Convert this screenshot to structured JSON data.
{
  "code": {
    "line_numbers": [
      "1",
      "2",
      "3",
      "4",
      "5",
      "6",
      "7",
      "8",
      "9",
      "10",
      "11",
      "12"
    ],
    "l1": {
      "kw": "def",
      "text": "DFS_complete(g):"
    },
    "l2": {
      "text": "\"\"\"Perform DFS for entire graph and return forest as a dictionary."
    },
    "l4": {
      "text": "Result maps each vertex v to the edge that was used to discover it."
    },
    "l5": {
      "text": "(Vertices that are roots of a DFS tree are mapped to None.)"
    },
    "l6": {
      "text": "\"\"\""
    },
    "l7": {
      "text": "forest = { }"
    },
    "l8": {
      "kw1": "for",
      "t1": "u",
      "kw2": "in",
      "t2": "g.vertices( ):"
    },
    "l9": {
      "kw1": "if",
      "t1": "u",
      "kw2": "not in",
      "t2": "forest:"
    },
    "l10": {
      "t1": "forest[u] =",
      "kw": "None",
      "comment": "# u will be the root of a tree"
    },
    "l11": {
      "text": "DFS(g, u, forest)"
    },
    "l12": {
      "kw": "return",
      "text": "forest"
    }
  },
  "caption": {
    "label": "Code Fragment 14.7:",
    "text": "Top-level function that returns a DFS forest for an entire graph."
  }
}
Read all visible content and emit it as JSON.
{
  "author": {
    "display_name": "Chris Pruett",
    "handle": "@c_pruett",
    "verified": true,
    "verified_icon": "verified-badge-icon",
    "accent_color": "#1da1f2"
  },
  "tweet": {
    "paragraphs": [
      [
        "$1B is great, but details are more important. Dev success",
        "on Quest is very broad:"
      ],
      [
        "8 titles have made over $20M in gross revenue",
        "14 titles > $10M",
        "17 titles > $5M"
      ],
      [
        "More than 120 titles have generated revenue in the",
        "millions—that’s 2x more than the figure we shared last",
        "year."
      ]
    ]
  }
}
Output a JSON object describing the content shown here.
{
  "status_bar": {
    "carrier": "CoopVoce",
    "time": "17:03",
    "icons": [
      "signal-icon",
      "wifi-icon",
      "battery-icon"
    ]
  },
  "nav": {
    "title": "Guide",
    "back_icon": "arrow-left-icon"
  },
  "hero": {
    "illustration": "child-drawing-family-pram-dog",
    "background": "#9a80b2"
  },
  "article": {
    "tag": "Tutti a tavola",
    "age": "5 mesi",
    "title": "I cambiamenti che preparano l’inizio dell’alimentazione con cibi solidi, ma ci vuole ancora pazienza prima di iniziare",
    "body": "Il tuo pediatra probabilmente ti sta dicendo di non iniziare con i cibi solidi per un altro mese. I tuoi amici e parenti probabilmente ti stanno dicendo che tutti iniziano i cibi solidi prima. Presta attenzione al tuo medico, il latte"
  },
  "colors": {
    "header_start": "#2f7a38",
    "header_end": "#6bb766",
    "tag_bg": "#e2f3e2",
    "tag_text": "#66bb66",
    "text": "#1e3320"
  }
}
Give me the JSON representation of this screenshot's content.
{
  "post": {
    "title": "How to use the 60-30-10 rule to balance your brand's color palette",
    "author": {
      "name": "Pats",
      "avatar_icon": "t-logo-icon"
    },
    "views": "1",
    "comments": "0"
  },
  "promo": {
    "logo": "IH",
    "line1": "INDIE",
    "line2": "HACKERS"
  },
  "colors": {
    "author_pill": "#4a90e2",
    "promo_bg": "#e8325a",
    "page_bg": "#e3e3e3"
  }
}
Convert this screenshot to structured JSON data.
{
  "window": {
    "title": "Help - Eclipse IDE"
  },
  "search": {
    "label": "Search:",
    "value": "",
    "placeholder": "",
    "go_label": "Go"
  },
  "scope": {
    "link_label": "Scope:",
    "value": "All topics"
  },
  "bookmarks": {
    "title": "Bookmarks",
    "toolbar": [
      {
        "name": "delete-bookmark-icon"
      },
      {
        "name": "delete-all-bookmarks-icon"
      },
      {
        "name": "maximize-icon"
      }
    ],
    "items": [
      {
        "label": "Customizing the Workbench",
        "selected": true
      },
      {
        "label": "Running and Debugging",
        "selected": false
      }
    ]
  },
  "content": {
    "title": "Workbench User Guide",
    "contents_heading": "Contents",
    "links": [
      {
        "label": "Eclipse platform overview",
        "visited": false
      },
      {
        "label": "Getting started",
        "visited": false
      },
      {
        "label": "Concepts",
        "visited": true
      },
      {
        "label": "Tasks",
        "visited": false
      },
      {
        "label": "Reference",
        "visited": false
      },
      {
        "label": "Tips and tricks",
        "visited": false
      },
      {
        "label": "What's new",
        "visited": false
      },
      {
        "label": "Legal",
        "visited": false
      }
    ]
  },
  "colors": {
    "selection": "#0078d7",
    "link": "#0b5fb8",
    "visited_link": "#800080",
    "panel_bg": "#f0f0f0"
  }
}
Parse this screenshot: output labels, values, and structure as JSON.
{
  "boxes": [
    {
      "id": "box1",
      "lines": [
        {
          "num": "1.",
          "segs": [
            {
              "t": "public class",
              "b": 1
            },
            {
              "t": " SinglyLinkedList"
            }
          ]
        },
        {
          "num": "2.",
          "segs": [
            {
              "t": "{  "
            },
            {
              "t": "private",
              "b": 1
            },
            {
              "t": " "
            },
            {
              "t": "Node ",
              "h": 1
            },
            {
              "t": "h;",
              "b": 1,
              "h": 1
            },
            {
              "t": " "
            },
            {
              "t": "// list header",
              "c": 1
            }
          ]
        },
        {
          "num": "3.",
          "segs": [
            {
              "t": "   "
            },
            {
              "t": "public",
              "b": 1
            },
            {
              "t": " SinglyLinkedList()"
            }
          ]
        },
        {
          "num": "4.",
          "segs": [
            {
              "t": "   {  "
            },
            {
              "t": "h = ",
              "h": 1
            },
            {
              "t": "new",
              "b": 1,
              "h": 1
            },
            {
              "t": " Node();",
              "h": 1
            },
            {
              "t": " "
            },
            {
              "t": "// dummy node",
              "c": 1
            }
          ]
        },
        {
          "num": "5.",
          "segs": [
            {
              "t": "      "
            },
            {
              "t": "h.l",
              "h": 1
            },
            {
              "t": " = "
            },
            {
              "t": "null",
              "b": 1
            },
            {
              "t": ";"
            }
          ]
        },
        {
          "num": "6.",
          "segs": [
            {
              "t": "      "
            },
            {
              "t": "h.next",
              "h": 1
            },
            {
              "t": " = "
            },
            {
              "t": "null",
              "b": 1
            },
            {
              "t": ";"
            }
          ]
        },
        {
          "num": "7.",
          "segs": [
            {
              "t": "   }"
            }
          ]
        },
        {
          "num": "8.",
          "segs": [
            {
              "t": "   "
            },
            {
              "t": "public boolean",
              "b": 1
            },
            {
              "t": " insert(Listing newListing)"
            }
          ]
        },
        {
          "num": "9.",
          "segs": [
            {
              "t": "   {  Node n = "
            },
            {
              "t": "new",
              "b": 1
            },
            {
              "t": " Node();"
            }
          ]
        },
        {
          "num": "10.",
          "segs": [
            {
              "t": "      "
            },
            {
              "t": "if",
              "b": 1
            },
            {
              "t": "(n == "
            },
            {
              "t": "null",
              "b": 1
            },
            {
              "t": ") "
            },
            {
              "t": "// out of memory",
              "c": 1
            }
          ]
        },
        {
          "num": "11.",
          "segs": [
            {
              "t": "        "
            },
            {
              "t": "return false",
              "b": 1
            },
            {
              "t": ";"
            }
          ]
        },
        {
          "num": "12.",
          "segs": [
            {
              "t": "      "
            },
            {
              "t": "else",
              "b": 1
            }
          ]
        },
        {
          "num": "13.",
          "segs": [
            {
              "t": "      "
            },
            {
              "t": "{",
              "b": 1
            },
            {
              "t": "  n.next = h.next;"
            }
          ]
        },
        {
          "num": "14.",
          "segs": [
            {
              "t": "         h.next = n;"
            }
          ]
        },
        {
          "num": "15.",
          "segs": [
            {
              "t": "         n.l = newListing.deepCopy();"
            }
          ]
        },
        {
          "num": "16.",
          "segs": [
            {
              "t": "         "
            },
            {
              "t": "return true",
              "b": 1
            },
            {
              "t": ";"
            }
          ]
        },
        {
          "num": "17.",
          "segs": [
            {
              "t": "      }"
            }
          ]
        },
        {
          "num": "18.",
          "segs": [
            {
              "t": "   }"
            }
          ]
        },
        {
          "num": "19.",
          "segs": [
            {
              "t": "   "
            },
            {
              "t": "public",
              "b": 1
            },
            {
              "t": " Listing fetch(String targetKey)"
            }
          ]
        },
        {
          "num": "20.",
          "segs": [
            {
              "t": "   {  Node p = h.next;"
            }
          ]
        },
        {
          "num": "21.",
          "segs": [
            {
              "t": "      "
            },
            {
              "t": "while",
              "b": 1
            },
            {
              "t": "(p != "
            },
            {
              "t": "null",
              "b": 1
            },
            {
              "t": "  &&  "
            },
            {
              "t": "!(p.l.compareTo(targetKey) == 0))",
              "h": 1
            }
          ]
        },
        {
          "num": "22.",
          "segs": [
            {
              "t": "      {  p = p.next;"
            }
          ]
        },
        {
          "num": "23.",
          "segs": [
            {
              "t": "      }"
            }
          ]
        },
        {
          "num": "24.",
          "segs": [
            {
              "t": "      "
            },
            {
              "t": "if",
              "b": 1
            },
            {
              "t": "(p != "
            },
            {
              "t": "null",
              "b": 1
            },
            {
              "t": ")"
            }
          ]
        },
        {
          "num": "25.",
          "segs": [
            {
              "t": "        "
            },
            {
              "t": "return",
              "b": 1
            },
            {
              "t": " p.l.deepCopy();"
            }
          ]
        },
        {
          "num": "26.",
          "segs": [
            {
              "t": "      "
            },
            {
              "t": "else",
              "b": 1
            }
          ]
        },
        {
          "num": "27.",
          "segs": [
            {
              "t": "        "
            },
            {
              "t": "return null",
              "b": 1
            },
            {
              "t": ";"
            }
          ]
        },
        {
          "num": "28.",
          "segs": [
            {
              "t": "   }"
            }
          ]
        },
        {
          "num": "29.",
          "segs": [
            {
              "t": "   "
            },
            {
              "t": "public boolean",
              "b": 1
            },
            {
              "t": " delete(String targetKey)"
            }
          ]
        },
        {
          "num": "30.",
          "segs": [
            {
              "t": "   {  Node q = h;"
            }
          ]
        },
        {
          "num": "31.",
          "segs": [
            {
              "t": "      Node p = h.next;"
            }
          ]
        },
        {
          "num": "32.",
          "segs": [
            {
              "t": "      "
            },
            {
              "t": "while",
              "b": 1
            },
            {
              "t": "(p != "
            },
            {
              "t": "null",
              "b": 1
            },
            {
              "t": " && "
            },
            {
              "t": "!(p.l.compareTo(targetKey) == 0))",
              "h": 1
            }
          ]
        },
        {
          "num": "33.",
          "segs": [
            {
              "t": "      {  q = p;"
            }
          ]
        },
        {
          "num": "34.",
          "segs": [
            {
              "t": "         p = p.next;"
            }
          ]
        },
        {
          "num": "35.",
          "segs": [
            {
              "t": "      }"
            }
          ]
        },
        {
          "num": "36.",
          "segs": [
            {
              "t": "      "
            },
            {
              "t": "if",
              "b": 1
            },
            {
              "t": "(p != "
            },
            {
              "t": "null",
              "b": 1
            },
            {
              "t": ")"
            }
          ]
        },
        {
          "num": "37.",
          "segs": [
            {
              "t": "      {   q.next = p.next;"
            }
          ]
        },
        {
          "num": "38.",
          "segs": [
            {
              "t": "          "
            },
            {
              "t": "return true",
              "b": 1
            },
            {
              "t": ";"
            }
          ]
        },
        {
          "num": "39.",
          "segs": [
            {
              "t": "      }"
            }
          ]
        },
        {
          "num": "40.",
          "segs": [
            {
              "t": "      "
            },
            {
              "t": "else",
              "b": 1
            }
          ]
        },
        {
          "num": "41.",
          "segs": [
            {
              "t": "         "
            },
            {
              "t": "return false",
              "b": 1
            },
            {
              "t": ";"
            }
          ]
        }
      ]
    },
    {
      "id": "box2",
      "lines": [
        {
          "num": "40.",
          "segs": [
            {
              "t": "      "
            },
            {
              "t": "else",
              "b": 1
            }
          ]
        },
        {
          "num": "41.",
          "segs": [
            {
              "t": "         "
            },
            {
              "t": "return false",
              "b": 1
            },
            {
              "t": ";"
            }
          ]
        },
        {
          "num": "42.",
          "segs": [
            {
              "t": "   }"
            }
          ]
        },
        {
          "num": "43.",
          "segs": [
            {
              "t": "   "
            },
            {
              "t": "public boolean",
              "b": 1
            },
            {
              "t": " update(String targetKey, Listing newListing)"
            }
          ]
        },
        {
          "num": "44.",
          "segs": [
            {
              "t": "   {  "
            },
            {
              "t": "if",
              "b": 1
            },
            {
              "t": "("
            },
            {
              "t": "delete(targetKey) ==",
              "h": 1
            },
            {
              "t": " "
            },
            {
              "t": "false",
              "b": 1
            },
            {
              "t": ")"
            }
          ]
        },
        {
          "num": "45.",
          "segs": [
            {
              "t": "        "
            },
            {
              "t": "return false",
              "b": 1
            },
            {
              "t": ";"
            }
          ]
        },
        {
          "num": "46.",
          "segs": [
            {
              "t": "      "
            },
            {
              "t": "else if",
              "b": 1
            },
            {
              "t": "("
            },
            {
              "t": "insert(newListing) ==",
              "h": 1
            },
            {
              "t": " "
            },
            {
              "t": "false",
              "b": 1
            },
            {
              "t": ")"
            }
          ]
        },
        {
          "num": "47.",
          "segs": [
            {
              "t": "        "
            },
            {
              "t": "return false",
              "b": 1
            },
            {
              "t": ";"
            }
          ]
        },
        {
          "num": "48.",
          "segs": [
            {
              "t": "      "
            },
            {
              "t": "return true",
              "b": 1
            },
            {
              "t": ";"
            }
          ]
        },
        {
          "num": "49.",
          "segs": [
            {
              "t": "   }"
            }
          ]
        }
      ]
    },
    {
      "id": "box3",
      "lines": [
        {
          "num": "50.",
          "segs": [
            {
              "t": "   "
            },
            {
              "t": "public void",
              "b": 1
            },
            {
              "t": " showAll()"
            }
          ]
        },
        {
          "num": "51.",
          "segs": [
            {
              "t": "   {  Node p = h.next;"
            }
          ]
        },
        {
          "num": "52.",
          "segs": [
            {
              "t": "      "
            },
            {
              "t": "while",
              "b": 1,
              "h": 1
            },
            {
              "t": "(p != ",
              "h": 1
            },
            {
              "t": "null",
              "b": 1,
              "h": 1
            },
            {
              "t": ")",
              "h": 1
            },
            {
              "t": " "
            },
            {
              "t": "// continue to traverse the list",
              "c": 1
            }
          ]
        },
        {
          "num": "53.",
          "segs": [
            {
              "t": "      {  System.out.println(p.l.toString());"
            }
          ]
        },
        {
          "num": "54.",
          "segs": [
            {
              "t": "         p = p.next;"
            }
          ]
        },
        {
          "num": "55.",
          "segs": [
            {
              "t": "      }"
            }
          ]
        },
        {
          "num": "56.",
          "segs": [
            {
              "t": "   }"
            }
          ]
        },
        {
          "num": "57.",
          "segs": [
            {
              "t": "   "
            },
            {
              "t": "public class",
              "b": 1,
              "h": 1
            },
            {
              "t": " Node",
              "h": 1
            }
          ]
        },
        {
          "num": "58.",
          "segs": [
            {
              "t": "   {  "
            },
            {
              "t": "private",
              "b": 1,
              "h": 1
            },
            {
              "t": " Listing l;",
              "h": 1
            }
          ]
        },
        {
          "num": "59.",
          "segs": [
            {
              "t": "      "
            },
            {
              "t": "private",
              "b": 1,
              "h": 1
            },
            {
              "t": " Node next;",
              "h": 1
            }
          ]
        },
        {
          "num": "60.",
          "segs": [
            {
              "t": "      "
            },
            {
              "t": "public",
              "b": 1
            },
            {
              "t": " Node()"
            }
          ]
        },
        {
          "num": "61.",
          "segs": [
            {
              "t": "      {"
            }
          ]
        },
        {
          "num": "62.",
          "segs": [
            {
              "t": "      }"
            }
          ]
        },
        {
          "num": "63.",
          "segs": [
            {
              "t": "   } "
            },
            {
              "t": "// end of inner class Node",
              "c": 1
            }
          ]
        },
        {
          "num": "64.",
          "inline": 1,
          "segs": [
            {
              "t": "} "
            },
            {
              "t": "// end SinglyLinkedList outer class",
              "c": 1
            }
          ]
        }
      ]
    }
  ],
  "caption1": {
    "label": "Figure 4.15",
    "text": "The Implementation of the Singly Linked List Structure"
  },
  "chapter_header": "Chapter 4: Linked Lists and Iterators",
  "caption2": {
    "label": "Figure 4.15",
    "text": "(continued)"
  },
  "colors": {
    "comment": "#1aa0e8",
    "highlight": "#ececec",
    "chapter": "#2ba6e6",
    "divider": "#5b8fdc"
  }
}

DIRECTIVE: Provide only the number of lines in the entries that hold the word "Guide".

TASK RESULT: 2